Some records:
_ _ _ _
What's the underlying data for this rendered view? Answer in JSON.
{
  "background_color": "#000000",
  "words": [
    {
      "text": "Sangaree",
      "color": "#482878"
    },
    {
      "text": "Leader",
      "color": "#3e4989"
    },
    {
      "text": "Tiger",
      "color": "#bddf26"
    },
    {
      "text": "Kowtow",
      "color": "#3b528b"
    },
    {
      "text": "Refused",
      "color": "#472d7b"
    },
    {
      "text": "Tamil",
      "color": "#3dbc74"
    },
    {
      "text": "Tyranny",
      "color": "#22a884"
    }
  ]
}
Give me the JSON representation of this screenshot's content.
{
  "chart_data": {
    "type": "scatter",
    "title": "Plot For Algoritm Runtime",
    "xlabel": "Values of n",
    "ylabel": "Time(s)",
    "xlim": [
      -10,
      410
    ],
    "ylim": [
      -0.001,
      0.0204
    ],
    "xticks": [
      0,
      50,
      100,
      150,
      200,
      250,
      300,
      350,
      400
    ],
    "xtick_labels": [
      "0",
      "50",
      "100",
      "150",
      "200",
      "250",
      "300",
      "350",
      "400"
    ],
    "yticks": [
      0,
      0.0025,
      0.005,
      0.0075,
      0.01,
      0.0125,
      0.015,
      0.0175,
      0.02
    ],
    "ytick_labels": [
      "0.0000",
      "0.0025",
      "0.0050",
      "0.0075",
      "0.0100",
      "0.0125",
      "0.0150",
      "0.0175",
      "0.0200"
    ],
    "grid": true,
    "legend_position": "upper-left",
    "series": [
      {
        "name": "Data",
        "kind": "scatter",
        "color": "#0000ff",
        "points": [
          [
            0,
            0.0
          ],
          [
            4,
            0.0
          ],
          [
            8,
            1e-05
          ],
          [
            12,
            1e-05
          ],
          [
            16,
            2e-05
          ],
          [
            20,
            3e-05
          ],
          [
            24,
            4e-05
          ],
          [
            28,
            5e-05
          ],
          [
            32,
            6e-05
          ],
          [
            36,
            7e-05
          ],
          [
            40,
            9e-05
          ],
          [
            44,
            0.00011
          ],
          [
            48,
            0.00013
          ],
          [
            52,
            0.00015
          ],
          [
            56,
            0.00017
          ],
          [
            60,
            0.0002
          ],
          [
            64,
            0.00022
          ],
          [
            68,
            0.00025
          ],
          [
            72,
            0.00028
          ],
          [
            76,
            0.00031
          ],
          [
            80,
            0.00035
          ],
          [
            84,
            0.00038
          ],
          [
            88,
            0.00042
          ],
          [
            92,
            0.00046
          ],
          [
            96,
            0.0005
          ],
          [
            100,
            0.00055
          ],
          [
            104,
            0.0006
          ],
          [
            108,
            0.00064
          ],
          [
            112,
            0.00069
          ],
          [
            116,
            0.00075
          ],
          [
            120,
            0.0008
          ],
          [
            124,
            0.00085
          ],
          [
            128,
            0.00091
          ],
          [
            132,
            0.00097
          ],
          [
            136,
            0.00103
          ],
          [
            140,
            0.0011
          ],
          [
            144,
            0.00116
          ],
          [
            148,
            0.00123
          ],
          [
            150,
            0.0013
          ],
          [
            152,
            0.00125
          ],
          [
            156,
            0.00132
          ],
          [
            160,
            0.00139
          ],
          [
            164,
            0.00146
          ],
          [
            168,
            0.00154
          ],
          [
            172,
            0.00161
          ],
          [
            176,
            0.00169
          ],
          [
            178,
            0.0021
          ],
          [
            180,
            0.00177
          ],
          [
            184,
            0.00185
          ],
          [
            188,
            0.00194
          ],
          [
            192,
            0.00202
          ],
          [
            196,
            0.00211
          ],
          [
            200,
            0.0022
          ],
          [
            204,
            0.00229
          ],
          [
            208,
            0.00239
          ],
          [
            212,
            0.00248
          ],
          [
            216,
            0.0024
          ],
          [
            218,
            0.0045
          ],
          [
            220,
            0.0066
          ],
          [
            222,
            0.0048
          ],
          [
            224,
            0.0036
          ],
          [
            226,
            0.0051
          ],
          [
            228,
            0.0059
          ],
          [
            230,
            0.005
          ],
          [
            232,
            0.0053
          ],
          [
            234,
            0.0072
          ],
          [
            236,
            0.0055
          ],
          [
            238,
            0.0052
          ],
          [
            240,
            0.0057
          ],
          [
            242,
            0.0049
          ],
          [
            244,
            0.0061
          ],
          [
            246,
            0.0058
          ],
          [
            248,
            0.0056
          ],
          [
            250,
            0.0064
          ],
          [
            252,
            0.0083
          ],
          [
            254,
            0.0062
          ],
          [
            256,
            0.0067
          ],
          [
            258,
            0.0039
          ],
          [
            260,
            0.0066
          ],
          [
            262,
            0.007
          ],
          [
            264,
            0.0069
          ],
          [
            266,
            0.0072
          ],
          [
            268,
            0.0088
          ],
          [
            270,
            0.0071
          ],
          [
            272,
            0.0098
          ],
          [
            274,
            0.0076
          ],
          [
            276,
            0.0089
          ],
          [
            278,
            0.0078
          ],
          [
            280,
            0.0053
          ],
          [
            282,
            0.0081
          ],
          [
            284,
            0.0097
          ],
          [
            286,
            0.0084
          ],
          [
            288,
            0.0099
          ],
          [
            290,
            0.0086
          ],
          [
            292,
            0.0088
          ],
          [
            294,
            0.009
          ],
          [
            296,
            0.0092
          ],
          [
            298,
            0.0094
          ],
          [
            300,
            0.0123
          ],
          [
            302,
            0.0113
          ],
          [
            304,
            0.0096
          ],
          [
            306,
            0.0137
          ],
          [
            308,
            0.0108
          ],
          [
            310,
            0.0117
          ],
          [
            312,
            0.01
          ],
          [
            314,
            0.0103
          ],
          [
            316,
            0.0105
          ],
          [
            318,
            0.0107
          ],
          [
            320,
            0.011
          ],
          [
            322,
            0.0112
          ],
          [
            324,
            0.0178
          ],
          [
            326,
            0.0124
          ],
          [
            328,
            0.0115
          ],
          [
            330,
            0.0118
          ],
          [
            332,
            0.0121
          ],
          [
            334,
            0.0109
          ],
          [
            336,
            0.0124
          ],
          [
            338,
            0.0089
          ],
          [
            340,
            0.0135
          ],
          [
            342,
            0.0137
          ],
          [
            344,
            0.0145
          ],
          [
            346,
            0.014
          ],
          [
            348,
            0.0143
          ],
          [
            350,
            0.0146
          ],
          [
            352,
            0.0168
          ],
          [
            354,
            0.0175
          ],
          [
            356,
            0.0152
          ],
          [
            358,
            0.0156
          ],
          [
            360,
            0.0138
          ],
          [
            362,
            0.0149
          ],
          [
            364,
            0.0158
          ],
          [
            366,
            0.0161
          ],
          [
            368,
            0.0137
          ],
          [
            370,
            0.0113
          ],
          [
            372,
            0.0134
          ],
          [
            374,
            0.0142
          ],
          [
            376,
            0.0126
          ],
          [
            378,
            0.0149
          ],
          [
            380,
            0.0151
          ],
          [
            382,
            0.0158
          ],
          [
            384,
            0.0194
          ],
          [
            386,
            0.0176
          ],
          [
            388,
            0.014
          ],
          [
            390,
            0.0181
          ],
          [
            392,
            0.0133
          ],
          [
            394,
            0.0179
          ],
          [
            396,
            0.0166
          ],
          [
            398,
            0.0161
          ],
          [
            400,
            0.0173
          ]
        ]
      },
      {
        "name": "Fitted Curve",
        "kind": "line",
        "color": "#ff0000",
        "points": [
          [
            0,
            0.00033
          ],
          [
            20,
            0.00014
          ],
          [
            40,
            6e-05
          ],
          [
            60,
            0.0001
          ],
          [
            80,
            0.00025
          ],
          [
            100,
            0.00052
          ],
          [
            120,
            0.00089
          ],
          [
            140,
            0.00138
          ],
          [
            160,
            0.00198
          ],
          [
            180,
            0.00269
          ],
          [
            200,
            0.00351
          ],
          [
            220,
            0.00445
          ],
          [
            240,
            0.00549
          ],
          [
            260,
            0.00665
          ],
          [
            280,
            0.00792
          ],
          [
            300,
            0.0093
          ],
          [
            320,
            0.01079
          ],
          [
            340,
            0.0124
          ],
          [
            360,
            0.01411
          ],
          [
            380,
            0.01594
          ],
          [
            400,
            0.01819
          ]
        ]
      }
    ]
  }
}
_ _ _ _
Short task: Copy every line that contains the string "JSON".

Task response:
What's the underlying data for this rendered view? Answer in JSON.
Give me the JSON representation of this screenshot's content.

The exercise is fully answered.